Tally the lines that contain "null" and report the total alone.
++++ Recorded information
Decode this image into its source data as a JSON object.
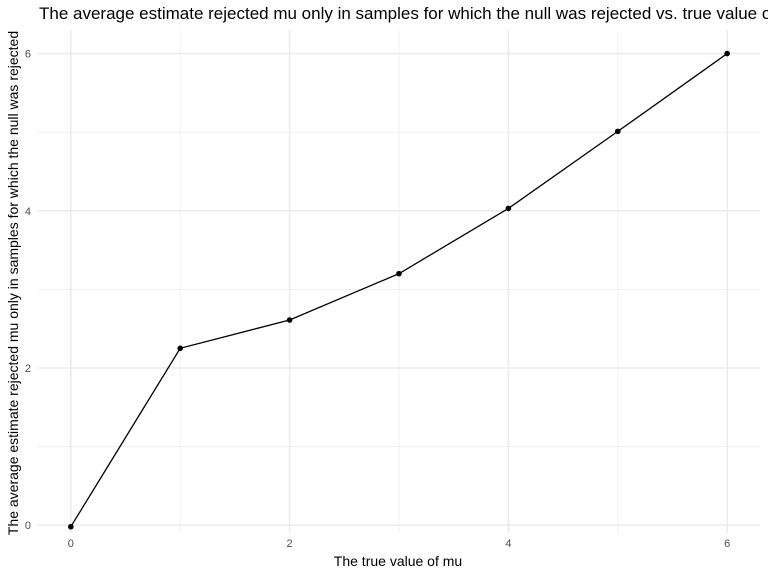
{
  "chart_data": {
    "type": "line",
    "title": "The average estimate rejected mu only in samples for which the null was rejected vs. true value of mu",
    "xlabel": "The true value of mu",
    "ylabel": "The average estimate rejected mu only in samples for which the null was rejected",
    "x": [
      0,
      1,
      2,
      3,
      4,
      5,
      6
    ],
    "series": [
      {
        "values": [
          -0.02,
          2.25,
          2.61,
          3.2,
          4.03,
          5.01,
          6.0
        ]
      }
    ],
    "xlim": [
      -0.3,
      6.3
    ],
    "ylim": [
      -0.1,
      6.3
    ],
    "xticks": [
      0,
      2,
      4,
      6
    ],
    "yticks": [
      0,
      2,
      4,
      6
    ],
    "x_minor_grid": [
      1,
      3,
      5
    ],
    "y_minor_grid": [
      1,
      3,
      5
    ],
    "grid": true,
    "colors": {
      "line": "#000000",
      "grid": "#ebebeb",
      "tick_text": "#4d4d4d"
    }
  }
}
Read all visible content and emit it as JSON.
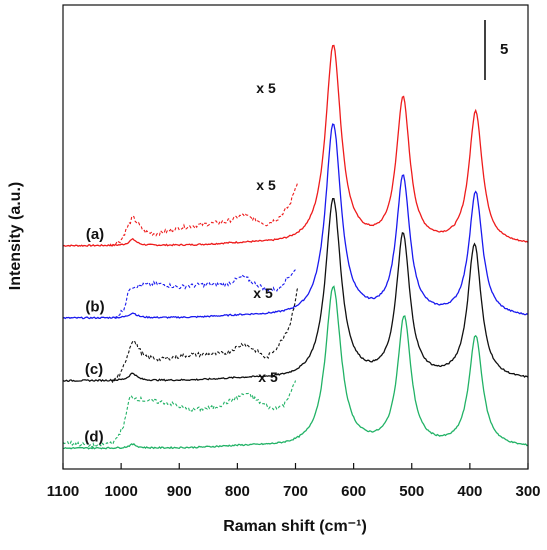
{
  "chart_data": {
    "type": "line",
    "xlabel": "Raman shift (cm⁻¹)",
    "ylabel": "Intensity (a.u.)",
    "x_reversed": true,
    "xlim": [
      1100,
      300
    ],
    "x_ticks": [
      "1100",
      "1000",
      "900",
      "800",
      "700",
      "600",
      "500",
      "400",
      "300"
    ],
    "y_ticks_shown": false,
    "grid": false,
    "legend": "none",
    "scale_bar_label": "5",
    "series": [
      {
        "name": "(a)",
        "color": "#ee1c1c",
        "offset": 17.5,
        "peaks": [
          {
            "x": 980,
            "h": 0.5,
            "w": 8
          },
          {
            "x": 635,
            "h": 16.5,
            "w": 16
          },
          {
            "x": 515,
            "h": 12,
            "w": 14
          },
          {
            "x": 390,
            "h": 11,
            "w": 14
          }
        ],
        "magnified": {
          "label": "x 5",
          "factor": 5,
          "x_range": [
            1020,
            695
          ],
          "shape": [
            [
              1020,
              0
            ],
            [
              1000,
              0.5
            ],
            [
              980,
              2.4
            ],
            [
              960,
              1.2
            ],
            [
              940,
              1.0
            ],
            [
              900,
              1.5
            ],
            [
              860,
              1.8
            ],
            [
              820,
              2.0
            ],
            [
              790,
              2.6
            ],
            [
              770,
              2.2
            ],
            [
              750,
              1.8
            ],
            [
              730,
              2.3
            ],
            [
              710,
              3.4
            ],
            [
              695,
              5.6
            ]
          ]
        }
      },
      {
        "name": "(b)",
        "color": "#1a1aee",
        "offset": 11.5,
        "peaks": [
          {
            "x": 980,
            "h": 0.4,
            "w": 8
          },
          {
            "x": 635,
            "h": 16,
            "w": 16
          },
          {
            "x": 515,
            "h": 11.5,
            "w": 14
          },
          {
            "x": 390,
            "h": 10.3,
            "w": 14
          }
        ],
        "magnified": {
          "label": "x 5",
          "factor": 5,
          "x_range": [
            1010,
            700
          ],
          "shape": [
            [
              1010,
              0
            ],
            [
              995,
              0.8
            ],
            [
              985,
              2.6
            ],
            [
              970,
              2.7
            ],
            [
              940,
              2.9
            ],
            [
              900,
              2.6
            ],
            [
              860,
              2.8
            ],
            [
              820,
              2.8
            ],
            [
              790,
              3.5
            ],
            [
              770,
              2.9
            ],
            [
              750,
              2.4
            ],
            [
              730,
              2.4
            ],
            [
              715,
              3.3
            ],
            [
              700,
              4.0
            ]
          ]
        }
      },
      {
        "name": "(c)",
        "color": "#111111",
        "offset": 6.3,
        "peaks": [
          {
            "x": 980,
            "h": 0.6,
            "w": 8
          },
          {
            "x": 635,
            "h": 15,
            "w": 16
          },
          {
            "x": 515,
            "h": 11.9,
            "w": 14
          },
          {
            "x": 392,
            "h": 11.2,
            "w": 14
          }
        ],
        "magnified": {
          "label": "x 5",
          "factor": 5,
          "x_range": [
            1015,
            695
          ],
          "shape": [
            [
              1015,
              0
            ],
            [
              1000,
              0.6
            ],
            [
              980,
              3.5
            ],
            [
              960,
              2.0
            ],
            [
              930,
              1.8
            ],
            [
              880,
              2.2
            ],
            [
              860,
              2.2
            ],
            [
              820,
              2.3
            ],
            [
              790,
              3.1
            ],
            [
              770,
              2.6
            ],
            [
              750,
              1.9
            ],
            [
              730,
              2.9
            ],
            [
              710,
              4.6
            ],
            [
              695,
              7.9
            ]
          ]
        }
      },
      {
        "name": "(d)",
        "color": "#22b266",
        "offset": 0.7,
        "peaks": [
          {
            "x": 980,
            "h": 0.3,
            "w": 8
          },
          {
            "x": 635,
            "h": 13.3,
            "w": 16
          },
          {
            "x": 513,
            "h": 10.7,
            "w": 14
          },
          {
            "x": 390,
            "h": 9.2,
            "w": 14
          }
        ],
        "magnified": {
          "label": "x 5",
          "factor": 5,
          "x_range": [
            1100,
            700
          ],
          "shape": [
            [
              1100,
              0.5
            ],
            [
              1040,
              0.2
            ],
            [
              1010,
              0.6
            ],
            [
              995,
              2.0
            ],
            [
              985,
              4.3
            ],
            [
              960,
              4.0
            ],
            [
              920,
              3.8
            ],
            [
              880,
              3.2
            ],
            [
              840,
              3.4
            ],
            [
              810,
              4.0
            ],
            [
              785,
              4.6
            ],
            [
              760,
              3.8
            ],
            [
              740,
              3.3
            ],
            [
              720,
              3.6
            ],
            [
              700,
              5.5
            ]
          ]
        }
      }
    ]
  }
}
++++++++
*Result of this task*
2